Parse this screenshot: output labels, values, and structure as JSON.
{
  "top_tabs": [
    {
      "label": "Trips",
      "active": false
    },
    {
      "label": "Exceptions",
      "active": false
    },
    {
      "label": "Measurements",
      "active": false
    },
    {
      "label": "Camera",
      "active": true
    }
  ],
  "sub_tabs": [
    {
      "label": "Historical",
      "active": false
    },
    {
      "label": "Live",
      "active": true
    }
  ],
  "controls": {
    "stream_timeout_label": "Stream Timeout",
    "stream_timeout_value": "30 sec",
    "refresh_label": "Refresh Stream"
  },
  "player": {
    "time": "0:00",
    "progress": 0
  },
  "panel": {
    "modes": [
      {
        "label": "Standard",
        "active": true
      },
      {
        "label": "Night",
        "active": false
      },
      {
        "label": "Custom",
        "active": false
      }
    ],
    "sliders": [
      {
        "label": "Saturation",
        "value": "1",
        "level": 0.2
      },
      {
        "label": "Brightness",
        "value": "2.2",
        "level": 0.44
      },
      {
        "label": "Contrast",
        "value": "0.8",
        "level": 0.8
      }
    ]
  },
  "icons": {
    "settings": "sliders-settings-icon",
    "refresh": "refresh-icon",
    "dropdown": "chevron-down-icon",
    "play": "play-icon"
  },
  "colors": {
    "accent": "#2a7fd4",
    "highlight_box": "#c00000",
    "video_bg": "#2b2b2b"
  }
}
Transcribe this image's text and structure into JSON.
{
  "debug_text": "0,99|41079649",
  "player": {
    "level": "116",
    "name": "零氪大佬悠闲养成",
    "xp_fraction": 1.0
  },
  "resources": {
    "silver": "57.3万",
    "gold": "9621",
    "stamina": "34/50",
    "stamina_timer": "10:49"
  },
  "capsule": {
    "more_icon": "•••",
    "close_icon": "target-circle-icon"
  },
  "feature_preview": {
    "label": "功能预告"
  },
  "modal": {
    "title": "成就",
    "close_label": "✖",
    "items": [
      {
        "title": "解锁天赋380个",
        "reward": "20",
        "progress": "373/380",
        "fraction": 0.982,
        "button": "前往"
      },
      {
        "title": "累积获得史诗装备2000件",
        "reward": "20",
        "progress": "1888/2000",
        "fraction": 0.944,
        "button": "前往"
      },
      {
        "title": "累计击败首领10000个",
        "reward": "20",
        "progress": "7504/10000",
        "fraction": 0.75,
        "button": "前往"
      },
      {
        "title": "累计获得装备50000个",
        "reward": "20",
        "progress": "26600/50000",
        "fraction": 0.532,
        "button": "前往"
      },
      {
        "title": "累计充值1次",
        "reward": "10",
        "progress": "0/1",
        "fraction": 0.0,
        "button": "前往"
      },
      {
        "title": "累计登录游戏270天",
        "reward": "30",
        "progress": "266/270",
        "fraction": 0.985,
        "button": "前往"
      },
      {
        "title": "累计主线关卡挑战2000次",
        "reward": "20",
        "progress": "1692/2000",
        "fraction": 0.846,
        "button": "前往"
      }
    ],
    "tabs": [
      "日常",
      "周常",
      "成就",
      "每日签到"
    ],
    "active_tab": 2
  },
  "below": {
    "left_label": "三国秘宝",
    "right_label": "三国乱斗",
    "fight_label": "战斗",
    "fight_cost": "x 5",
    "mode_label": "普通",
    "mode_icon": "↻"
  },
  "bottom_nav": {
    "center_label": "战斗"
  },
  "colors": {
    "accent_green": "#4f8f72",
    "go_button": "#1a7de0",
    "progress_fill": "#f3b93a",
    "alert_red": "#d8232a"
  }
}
++++
**EXERCISE:** Pull out each record as written and restate it exactly.

**ANSWER TO THIS TASK:**
Parse this screenshot: output labels, values, and structure as JSON.
{
  "top_tabs": [
    {
      "label": "Trips",
      "active": false
    },
    {
      "label": "Exceptions",
      "active": false
    },
    {
      "label": "Measurements",
      "active": false
    },
    {
      "label": "Camera",
      "active": true
    }
  ],
  "sub_tabs": [
    {
      "label": "Historical",
      "active": false
    },
    {
      "label": "Live",
      "active": true
    }
  ],
  "controls": {
    "stream_timeout_label": "Stream Timeout",
    "stream_timeout_value": "30 sec",
    "refresh_label": "Refresh Stream"
  },
  "player": {
    "time": "0:00",
    "progress": 0
  },
  "panel": {
    "modes": [
      {
        "label": "Standard",
        "active": true
      },
      {
        "label": "Night",
        "active": false
      },
      {
        "label": "Custom",
        "active": false
      }
    ],
    "sliders": [
      {
        "label": "Saturation",
        "value": "1",
        "level": 0.2
      },
      {
        "label": "Brightness",
        "value": "2.2",
        "level": 0.44
      },
      {
        "label": "Contrast",
        "value": "0.8",
        "level": 0.8
      }
    ]
  },
  "icons": {
    "settings": "sliders-settings-icon",
    "refresh": "refresh-icon",
    "dropdown": "chevron-down-icon",
    "play": "play-icon"
  },
  "colors": {
    "accent": "#2a7fd4",
    "highlight_box": "#c00000",
    "video_bg": "#2b2b2b"
  }
}
Transcribe this image's text and structure into JSON.
{
  "debug_text": "0,99|41079649",
  "player": {
    "level": "116",
    "name": "零氪大佬悠闲养成",
    "xp_fraction": 1.0
  },
  "resources": {
    "silver": "57.3万",
    "gold": "9621",
    "stamina": "34/50",
    "stamina_timer": "10:49"
  },
  "capsule": {
    "more_icon": "•••",
    "close_icon": "target-circle-icon"
  },
  "feature_preview": {
    "label": "功能预告"
  },
  "modal": {
    "title": "成就",
    "close_label": "✖",
    "items": [
      {
        "title": "解锁天赋380个",
        "reward": "20",
        "progress": "373/380",
        "fraction": 0.982,
        "button": "前往"
      },
      {
        "title": "累积获得史诗装备2000件",
        "reward": "20",
        "progress": "1888/2000",
        "fraction": 0.944,
        "button": "前往"
      },
      {
        "title": "累计击败首领10000个",
        "reward": "20",
        "progress": "7504/10000",
        "fraction": 0.75,
        "button": "前往"
      },
      {
        "title": "累计获得装备50000个",
        "reward": "20",
        "progress": "26600/50000",
        "fraction": 0.532,
        "button": "前往"
      },
      {
        "title": "累计充值1次",
        "reward": "10",
        "progress": "0/1",
        "fraction": 0.0,
        "button": "前往"
      },
      {
        "title": "累计登录游戏270天",
        "reward": "30",
        "progress": "266/270",
        "fraction": 0.985,
        "button": "前往"
      },
      {
        "title": "累计主线关卡挑战2000次",
        "reward": "20",
        "progress": "1692/2000",
        "fraction": 0.846,
        "button": "前往"
      }
    ],
    "tabs": [
      "日常",
      "周常",
      "成就",
      "每日签到"
    ],
    "active_tab": 2
  },
  "below": {
    "left_label": "三国秘宝",
    "right_label": "三国乱斗",
    "fight_label": "战斗",
    "fight_cost": "x 5",
    "mode_label": "普通",
    "mode_icon": "↻"
  },
  "bottom_nav": {
    "center_label": "战斗"
  },
  "colors": {
    "accent_green": "#4f8f72",
    "go_button": "#1a7de0",
    "progress_fill": "#f3b93a",
    "alert_red": "#d8232a"
  }
}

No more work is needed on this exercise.